----- DATA FOR THIS TASK
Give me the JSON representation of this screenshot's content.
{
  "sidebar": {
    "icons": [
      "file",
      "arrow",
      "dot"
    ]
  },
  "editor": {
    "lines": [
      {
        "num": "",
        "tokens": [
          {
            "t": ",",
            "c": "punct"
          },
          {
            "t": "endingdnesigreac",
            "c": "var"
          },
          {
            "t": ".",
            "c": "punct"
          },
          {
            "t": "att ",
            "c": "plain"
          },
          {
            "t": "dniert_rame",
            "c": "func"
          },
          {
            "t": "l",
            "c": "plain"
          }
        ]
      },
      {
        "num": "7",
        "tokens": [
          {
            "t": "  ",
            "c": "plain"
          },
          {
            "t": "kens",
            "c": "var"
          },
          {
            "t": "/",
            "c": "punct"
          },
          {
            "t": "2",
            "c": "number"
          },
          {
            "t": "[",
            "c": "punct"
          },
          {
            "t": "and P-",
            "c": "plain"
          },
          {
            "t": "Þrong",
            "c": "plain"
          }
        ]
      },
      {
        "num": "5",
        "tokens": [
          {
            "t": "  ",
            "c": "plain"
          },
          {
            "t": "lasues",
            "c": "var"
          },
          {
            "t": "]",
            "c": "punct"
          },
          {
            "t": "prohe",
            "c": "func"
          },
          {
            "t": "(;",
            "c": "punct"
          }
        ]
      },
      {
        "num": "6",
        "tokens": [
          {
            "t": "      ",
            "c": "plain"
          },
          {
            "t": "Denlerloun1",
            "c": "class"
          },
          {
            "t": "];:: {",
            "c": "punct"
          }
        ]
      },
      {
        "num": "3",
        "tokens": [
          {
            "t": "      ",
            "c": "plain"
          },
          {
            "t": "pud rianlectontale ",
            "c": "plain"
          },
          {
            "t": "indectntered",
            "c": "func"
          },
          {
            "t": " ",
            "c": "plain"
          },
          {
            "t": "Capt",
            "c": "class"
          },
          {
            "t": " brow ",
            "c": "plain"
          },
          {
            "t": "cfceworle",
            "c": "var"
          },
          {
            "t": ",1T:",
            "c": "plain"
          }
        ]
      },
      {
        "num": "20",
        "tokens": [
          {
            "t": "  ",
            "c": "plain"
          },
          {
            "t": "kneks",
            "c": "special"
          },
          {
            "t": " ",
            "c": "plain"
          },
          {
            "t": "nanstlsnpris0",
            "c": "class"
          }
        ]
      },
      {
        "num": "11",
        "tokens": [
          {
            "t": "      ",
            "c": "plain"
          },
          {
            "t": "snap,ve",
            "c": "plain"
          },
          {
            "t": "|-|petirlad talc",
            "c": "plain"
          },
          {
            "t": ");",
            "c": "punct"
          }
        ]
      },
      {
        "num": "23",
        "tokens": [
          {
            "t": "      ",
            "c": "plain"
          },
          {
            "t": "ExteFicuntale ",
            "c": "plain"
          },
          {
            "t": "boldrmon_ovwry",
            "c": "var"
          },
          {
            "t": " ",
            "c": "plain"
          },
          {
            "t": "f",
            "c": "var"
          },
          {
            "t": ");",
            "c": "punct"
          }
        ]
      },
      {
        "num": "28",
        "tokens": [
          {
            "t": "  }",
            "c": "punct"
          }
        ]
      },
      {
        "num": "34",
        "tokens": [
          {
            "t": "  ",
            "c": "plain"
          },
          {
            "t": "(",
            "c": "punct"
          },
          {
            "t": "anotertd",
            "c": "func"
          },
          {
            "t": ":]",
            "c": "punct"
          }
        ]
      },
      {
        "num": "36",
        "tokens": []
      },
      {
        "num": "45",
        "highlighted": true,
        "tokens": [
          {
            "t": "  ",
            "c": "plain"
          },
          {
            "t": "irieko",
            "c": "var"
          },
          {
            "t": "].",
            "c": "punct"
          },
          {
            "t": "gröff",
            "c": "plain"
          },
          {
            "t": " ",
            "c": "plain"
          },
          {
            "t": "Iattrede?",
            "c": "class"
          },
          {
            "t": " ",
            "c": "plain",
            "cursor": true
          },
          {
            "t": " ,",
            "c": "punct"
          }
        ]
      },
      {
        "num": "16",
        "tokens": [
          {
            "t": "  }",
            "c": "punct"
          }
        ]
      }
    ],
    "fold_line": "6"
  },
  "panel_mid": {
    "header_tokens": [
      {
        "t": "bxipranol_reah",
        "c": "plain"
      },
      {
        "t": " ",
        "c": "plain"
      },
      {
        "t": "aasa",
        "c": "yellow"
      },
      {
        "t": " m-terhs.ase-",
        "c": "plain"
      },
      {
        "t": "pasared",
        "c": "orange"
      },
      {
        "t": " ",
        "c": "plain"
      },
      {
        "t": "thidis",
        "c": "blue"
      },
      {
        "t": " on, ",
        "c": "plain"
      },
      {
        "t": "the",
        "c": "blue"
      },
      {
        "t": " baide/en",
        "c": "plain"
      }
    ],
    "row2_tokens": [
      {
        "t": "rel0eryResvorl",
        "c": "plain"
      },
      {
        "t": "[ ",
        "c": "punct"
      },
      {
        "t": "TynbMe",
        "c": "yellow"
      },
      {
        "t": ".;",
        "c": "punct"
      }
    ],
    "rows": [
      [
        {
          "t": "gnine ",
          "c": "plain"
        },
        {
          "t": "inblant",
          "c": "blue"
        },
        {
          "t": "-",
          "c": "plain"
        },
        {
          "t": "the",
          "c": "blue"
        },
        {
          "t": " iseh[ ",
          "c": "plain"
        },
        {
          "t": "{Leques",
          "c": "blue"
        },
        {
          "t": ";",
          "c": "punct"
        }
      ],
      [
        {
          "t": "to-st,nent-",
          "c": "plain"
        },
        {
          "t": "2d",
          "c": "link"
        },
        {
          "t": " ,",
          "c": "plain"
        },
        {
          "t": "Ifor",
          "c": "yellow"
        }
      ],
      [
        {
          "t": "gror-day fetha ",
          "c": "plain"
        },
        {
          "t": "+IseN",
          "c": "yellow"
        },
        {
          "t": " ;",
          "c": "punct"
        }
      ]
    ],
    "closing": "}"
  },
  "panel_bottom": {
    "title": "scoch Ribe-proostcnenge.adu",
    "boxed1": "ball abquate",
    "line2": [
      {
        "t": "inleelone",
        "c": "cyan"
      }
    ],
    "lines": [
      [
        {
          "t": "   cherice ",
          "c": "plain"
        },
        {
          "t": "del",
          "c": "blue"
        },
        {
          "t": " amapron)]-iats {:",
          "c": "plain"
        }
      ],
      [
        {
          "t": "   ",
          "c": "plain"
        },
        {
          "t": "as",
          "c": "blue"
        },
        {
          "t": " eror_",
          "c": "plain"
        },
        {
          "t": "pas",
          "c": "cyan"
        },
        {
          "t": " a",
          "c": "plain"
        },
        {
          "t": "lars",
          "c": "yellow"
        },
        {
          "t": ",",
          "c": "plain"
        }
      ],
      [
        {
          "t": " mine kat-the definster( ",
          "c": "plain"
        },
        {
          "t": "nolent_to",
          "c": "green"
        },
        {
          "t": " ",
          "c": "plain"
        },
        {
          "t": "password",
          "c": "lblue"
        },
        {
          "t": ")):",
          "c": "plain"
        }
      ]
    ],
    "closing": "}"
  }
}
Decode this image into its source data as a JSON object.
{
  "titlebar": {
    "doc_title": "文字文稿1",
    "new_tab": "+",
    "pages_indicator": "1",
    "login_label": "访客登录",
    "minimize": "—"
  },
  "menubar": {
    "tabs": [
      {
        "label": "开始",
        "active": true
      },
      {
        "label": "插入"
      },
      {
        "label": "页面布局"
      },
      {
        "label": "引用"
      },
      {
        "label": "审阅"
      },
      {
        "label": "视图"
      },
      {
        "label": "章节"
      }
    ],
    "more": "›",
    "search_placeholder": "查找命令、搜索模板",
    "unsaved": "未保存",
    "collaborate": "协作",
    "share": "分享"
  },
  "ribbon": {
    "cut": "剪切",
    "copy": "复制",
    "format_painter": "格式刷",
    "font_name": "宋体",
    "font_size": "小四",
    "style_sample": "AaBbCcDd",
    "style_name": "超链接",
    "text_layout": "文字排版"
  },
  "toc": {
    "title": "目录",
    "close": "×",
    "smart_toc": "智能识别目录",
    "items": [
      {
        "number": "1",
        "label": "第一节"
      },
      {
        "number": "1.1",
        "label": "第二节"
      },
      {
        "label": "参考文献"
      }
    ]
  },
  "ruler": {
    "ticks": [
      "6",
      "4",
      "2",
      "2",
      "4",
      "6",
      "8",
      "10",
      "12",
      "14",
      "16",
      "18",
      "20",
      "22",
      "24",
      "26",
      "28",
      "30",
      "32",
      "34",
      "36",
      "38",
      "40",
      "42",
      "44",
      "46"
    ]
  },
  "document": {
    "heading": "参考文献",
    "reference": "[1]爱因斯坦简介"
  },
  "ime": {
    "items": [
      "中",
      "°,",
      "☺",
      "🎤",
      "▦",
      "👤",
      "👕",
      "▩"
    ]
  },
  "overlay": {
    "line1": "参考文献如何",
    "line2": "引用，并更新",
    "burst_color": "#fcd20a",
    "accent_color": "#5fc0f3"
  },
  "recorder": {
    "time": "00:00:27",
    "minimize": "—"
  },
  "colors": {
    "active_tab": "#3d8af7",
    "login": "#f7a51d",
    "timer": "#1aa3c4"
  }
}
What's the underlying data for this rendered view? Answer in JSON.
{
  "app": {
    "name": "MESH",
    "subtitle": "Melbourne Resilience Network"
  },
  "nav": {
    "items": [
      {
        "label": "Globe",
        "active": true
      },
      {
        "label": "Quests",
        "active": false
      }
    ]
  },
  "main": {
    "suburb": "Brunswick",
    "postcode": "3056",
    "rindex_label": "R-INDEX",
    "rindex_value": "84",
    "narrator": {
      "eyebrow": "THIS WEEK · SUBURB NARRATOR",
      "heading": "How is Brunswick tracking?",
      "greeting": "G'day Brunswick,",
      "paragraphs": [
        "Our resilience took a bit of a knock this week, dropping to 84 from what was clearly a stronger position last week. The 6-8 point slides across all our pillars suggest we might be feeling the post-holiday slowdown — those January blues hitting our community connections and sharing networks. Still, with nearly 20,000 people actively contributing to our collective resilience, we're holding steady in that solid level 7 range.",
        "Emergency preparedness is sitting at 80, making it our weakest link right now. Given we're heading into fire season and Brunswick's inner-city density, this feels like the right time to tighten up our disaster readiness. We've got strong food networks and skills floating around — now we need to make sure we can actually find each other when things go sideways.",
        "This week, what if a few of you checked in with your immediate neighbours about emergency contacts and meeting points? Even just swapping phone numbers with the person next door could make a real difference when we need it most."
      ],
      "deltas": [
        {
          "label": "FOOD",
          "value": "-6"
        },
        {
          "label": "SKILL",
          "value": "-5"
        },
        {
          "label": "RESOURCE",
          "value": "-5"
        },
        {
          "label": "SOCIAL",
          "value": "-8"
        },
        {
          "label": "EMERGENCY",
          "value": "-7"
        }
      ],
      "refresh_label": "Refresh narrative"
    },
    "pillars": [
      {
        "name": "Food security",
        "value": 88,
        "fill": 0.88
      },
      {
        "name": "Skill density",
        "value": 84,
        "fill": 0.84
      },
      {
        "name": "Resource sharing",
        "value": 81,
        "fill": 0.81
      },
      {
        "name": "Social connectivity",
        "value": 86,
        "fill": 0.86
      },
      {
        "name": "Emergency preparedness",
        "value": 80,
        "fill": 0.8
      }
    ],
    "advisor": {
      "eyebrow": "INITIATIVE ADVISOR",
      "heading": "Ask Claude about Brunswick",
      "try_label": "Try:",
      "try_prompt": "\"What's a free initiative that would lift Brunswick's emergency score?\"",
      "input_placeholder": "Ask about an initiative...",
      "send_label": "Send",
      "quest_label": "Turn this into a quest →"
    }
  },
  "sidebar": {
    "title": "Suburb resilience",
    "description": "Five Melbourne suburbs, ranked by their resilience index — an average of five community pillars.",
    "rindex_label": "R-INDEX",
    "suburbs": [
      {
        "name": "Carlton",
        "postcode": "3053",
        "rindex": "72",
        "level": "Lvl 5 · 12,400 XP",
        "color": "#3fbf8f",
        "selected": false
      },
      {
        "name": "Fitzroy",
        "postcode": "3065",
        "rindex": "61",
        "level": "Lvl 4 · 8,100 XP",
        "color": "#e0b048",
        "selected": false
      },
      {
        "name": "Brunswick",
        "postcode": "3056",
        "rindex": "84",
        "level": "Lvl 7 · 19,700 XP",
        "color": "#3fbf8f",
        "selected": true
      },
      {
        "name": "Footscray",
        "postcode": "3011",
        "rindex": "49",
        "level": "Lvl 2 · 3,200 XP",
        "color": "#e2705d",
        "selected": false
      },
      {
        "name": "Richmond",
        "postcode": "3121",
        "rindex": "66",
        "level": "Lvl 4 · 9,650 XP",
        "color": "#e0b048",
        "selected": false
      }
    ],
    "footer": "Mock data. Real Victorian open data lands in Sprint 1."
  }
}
----------
PROBLEM TO SOLVE>
Gather each line from the entries above that includes the word "make".

EXPECTED ANSWER>
        "Emergency preparedness is sitting at 80, making it our weakest link right now. Given we're heading into fire season and Brunswick's inner-city density, this feels like the right time to tighten up our disaster readiness. We've got strong food networks and skills floating around — now we need to make sure we can actually find each other when things go sideways.",
        "This week, what if a few of you checked in with your immediate neighbours about emergency contacts and meeting points? Even just swapping phone numbers with the person next door could make a real difference when we need it most."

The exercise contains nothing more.